*** Input for this task ***

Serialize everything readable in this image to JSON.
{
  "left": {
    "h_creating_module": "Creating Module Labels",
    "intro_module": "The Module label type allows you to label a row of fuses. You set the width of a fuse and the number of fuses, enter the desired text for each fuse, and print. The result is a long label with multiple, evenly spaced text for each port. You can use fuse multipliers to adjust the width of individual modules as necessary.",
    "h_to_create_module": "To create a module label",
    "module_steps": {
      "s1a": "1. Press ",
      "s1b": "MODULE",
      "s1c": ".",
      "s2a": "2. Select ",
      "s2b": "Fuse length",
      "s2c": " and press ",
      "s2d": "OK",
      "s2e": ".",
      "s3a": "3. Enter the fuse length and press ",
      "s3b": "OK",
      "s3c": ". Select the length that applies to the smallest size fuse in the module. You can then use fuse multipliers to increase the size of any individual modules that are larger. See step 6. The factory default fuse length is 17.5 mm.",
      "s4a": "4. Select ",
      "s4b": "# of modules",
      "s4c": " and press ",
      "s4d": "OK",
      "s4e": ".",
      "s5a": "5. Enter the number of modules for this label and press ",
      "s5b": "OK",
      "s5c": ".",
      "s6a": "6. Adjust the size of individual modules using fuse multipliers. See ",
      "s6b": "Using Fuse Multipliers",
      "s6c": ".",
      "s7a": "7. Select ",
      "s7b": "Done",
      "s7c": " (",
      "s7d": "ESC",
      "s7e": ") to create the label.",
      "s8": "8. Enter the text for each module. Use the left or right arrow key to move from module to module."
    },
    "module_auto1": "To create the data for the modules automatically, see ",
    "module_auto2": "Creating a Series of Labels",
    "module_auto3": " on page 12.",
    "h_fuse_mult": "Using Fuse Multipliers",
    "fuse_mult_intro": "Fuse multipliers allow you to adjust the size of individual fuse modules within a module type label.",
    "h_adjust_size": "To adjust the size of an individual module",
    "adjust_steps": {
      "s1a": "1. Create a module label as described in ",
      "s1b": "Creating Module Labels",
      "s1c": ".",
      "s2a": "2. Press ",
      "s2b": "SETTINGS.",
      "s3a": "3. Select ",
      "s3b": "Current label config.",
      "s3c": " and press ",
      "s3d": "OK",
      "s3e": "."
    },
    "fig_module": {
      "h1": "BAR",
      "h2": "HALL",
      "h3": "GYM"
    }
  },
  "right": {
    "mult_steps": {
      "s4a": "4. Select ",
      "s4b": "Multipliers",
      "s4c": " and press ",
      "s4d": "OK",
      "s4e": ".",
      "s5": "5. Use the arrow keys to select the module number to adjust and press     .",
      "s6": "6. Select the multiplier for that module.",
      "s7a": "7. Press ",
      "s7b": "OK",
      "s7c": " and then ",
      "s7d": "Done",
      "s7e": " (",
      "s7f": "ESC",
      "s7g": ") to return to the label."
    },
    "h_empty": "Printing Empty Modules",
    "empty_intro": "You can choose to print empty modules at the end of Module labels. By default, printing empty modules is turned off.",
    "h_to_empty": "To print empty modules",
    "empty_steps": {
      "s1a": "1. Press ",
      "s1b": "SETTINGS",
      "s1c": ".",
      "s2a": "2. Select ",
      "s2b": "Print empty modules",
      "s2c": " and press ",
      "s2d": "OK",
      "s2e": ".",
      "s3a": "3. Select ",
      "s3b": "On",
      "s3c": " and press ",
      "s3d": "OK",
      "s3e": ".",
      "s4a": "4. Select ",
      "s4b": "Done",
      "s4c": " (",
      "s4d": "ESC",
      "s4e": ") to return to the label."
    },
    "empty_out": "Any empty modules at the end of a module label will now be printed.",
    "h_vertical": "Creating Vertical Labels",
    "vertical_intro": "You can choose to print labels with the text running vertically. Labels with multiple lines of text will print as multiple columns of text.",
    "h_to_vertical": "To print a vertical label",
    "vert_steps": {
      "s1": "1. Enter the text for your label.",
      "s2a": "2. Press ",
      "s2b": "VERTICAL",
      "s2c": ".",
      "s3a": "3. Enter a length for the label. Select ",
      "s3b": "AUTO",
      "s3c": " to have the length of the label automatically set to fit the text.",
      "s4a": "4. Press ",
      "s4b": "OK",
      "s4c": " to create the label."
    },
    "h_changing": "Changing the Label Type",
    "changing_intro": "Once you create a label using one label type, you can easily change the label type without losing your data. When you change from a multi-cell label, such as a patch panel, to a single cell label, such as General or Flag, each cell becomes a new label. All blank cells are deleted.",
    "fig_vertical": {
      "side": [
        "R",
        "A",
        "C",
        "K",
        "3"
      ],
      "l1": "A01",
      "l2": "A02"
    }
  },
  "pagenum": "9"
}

*** End of Input for this task ***
*** Input for this task ***

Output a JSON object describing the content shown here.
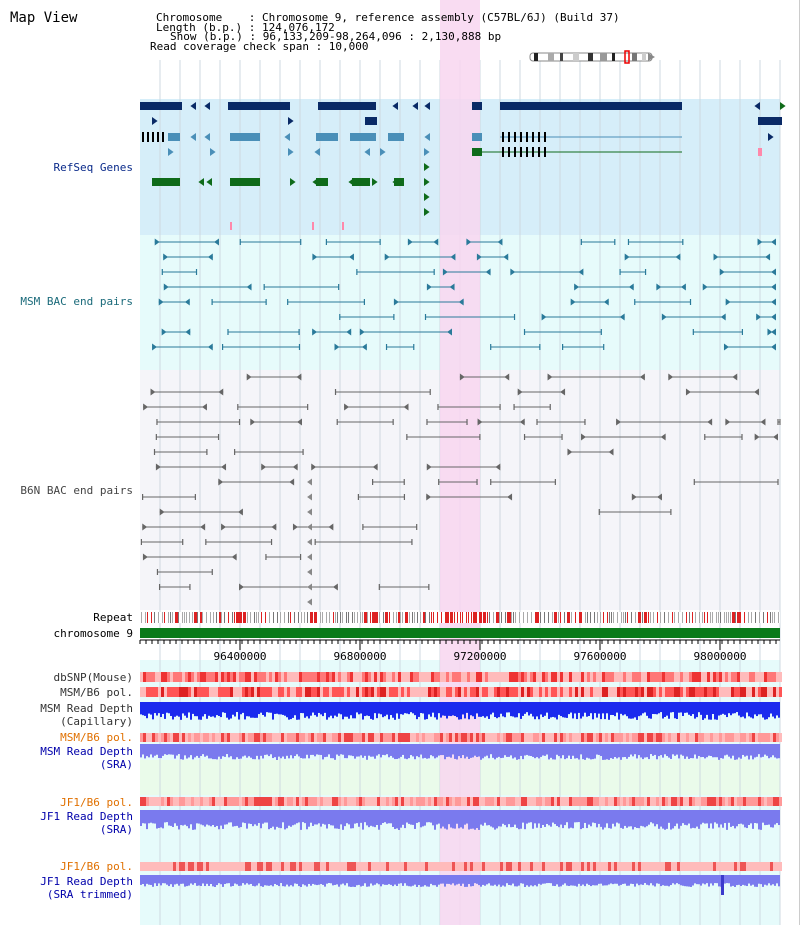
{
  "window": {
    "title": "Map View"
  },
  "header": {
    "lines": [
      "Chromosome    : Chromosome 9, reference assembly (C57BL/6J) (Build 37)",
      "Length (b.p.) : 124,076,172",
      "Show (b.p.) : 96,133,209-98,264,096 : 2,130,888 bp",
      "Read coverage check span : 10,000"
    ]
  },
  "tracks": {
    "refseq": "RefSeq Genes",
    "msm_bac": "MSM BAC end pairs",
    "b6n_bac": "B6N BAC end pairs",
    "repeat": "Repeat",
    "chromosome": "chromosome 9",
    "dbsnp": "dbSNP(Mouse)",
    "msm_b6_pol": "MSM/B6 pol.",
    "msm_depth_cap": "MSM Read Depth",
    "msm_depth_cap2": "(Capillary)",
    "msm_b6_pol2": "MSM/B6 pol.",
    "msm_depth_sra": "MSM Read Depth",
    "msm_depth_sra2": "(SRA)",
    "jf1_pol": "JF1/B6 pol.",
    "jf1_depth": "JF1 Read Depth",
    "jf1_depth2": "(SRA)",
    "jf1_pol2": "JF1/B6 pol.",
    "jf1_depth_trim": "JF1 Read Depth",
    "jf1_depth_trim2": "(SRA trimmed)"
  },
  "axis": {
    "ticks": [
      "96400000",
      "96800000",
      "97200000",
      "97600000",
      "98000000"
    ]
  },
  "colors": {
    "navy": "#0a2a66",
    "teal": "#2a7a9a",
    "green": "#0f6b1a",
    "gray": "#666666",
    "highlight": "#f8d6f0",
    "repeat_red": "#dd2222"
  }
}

*** End of Input for this task ***
*** Input for this task ***

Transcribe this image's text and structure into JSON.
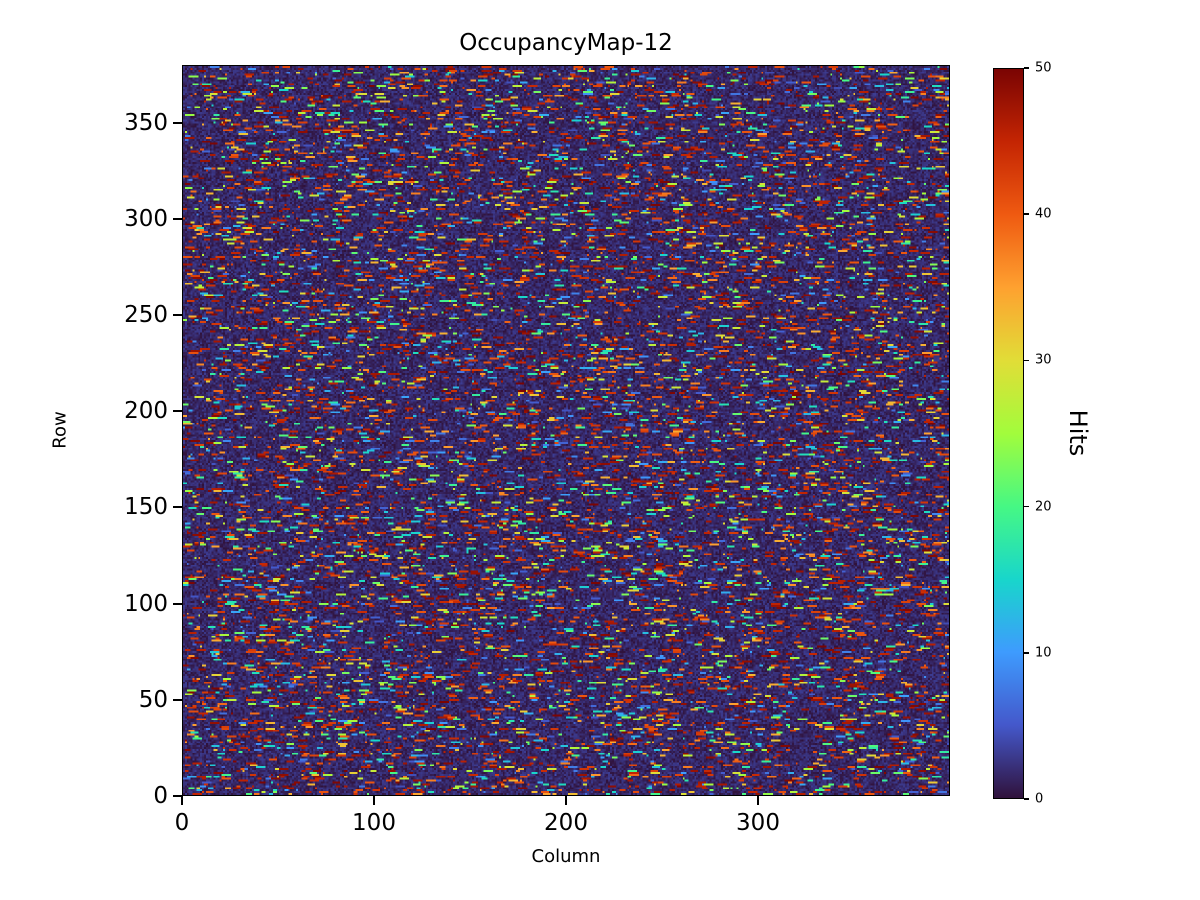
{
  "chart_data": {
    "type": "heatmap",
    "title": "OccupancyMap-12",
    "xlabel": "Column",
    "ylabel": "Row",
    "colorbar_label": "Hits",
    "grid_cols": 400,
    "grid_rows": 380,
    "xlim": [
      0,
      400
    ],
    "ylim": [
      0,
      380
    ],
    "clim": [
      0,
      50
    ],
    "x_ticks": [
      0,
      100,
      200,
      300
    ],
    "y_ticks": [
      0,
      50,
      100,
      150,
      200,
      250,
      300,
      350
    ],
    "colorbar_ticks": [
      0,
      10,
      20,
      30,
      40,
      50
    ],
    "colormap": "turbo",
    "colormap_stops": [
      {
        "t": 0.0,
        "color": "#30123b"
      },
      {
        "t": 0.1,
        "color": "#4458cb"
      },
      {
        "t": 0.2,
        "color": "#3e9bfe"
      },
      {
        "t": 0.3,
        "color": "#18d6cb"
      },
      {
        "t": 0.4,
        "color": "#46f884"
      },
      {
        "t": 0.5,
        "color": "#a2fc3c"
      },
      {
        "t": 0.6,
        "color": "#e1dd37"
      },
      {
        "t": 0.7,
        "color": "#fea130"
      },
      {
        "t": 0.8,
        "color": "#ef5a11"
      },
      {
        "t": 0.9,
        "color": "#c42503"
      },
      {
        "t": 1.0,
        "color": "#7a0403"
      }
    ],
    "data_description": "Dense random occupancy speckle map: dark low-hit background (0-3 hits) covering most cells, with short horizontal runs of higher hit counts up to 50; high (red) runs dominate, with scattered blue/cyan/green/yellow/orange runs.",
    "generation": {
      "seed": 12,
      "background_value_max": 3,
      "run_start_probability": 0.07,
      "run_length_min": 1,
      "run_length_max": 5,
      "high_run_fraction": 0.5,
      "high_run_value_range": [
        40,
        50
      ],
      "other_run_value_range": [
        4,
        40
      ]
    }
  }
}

*** End of Input for this task ***

#### How to complete this task
The answer must be every line from the records above that contains the word "title", copied in full.

#### Solution
    "title": "Map View"
    "title": "OccupancyMap-12",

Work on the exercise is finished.